▶ _Problem A_: Reproduce the listing verbatim, from its first line up to and including the line with "y-axis-title: Prozentuale Häufigkeit [130,943,155,1202]".

▶ _Document section_:
## BEGIN
Educational Science Kit


  • At: National Taiwan Science Education Center, Taipei
  • By: Tuomo Tammenpää
  • For: Dimension Plus, Taiwan / ITRI-Taiwan
  • In: September 2014

Lemonster is an educational DIY science-kit in the shape of a creature. It introduces the basics of two physical phenomenons 1) generating electricity with electrolysis and 2) synthesising square wave electronic sound. Lemonster is a plastic or plywood “skeleton” holding together a slices of fruit or vegetable, which are connected together with pieces of copper and zinc/magnesium, generating bit of electric chrage from electrolysis of metals and the fruit acid, to power a simple sound circuit on small breadboard. Lemonster parts can be 3D printed or laser cut and the electronic components are inexpensive, robust components, suitable for tinkering for all ages.

Electrolysis

Electrolysis is a way of creating electric charge with two different metals in acidic liquid. A simple way of experimenting with this is to push copper coin and a zinc nail in to a lemon and measuring the voltage between them. The electrons from the nail dissolve in the the citric acid of the lemon and move to the copper penny, which attracts more electrons. This movement of electrons creates small electric charge. So the electricity comes from the two different metals working as electrodes where the lemon juice inside the lemon work as the electrolyte. Very small amount of hydrogen gas is also released in the process.

In Lemonster, one lemon is cut to four slices and a copper wire & and a zinc nails are inserted in on each of the slices. All slices are connected in series, so it adds up to four times more charge than with one pair of electrodes in the whole lemon. This gives the sound circuit the 3-4 volts it needs to make some sounds.
## END
▶ _Task data_:
## BEGIN
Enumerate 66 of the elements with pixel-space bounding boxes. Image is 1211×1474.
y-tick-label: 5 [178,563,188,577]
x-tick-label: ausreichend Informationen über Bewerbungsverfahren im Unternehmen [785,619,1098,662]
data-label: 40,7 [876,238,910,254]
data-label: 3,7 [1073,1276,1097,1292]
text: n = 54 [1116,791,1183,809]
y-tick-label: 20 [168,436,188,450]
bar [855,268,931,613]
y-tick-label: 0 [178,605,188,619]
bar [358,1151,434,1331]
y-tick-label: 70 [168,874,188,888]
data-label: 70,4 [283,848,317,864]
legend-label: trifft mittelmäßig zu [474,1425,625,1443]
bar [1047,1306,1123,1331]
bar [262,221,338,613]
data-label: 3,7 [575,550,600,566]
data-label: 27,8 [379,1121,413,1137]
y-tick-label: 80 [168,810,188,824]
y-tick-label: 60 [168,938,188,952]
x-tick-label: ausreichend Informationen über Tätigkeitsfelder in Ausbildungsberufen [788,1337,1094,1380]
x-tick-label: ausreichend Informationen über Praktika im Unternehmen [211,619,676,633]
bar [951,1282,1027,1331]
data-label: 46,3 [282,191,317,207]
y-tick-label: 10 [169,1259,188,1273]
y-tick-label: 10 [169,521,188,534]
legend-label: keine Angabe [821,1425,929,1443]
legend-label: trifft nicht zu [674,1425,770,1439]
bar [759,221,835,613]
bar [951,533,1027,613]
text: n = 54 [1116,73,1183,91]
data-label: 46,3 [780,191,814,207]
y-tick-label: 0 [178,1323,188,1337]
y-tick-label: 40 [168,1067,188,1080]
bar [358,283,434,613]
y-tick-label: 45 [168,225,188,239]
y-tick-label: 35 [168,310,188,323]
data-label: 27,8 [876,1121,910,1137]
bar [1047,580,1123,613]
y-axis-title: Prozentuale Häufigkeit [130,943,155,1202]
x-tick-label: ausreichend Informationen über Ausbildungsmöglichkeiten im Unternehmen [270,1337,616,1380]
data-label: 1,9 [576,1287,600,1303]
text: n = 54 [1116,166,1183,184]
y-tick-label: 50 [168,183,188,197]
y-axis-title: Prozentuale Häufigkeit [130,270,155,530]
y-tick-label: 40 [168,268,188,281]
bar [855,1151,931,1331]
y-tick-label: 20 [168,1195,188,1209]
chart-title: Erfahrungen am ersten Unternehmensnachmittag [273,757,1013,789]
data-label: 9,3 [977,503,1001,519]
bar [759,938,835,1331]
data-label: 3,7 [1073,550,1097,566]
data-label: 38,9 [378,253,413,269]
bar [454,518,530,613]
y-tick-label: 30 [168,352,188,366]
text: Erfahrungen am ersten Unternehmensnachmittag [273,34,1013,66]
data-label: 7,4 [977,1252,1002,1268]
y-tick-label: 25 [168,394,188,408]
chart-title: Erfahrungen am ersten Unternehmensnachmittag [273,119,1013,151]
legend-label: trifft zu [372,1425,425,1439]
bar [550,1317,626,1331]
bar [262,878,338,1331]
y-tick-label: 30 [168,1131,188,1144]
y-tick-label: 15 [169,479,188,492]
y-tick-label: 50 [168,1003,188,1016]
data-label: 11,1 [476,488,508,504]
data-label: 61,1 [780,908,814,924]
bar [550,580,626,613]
## END
▶ _Problem B_:
Answer these from the science-kit description:
(i) Into how many slices is one lemon cut in Lemonster?
(ii) How many volts does the sound circuit need?
(iii) By what two methods can Lemonster parts be made?

▶ _Task answer A_:
Enumerate 66 of the elements with pixel-space bounding boxes. Image is 1211×1474.
y-tick-label: 5 [178,563,188,577]
x-tick-label: ausreichend Informationen über Bewerbungsverfahren im Unternehmen [785,619,1098,662]
data-label: 40,7 [876,238,910,254]
data-label: 3,7 [1073,1276,1097,1292]
text: n = 54 [1116,791,1183,809]
y-tick-label: 20 [168,436,188,450]
bar [855,268,931,613]
y-tick-label: 0 [178,605,188,619]
bar [358,1151,434,1331]
y-tick-label: 70 [168,874,188,888]
data-label: 70,4 [283,848,317,864]
legend-label: trifft mittelmäßig zu [474,1425,625,1443]
bar [1047,1306,1123,1331]
bar [262,221,338,613]
data-label: 3,7 [575,550,600,566]
data-label: 27,8 [379,1121,413,1137]
y-tick-label: 80 [168,810,188,824]
y-tick-label: 60 [168,938,188,952]
x-tick-label: ausreichend Informationen über Tätigkeitsfelder in Ausbildungsberufen [788,1337,1094,1380]
x-tick-label: ausreichend Informationen über Praktika im Unternehmen [211,619,676,633]
bar [951,1282,1027,1331]
data-label: 46,3 [282,191,317,207]
y-tick-label: 10 [169,1259,188,1273]
y-tick-label: 10 [169,521,188,534]
legend-label: keine Angabe [821,1425,929,1443]
legend-label: trifft nicht zu [674,1425,770,1439]
bar [759,221,835,613]
bar [951,533,1027,613]
text: n = 54 [1116,73,1183,91]
data-label: 46,3 [780,191,814,207]
y-tick-label: 0 [178,1323,188,1337]
y-tick-label: 40 [168,1067,188,1080]
bar [358,283,434,613]
y-tick-label: 45 [168,225,188,239]
y-tick-label: 35 [168,310,188,323]
data-label: 27,8 [876,1121,910,1137]
bar [1047,580,1123,613]
y-axis-title: Prozentuale Häufigkeit [130,943,155,1202]

▶ _Task answer B_:
(i) Four slices.
(ii) 3-4 volts.
(iii) They can be 3D printed or laser cut.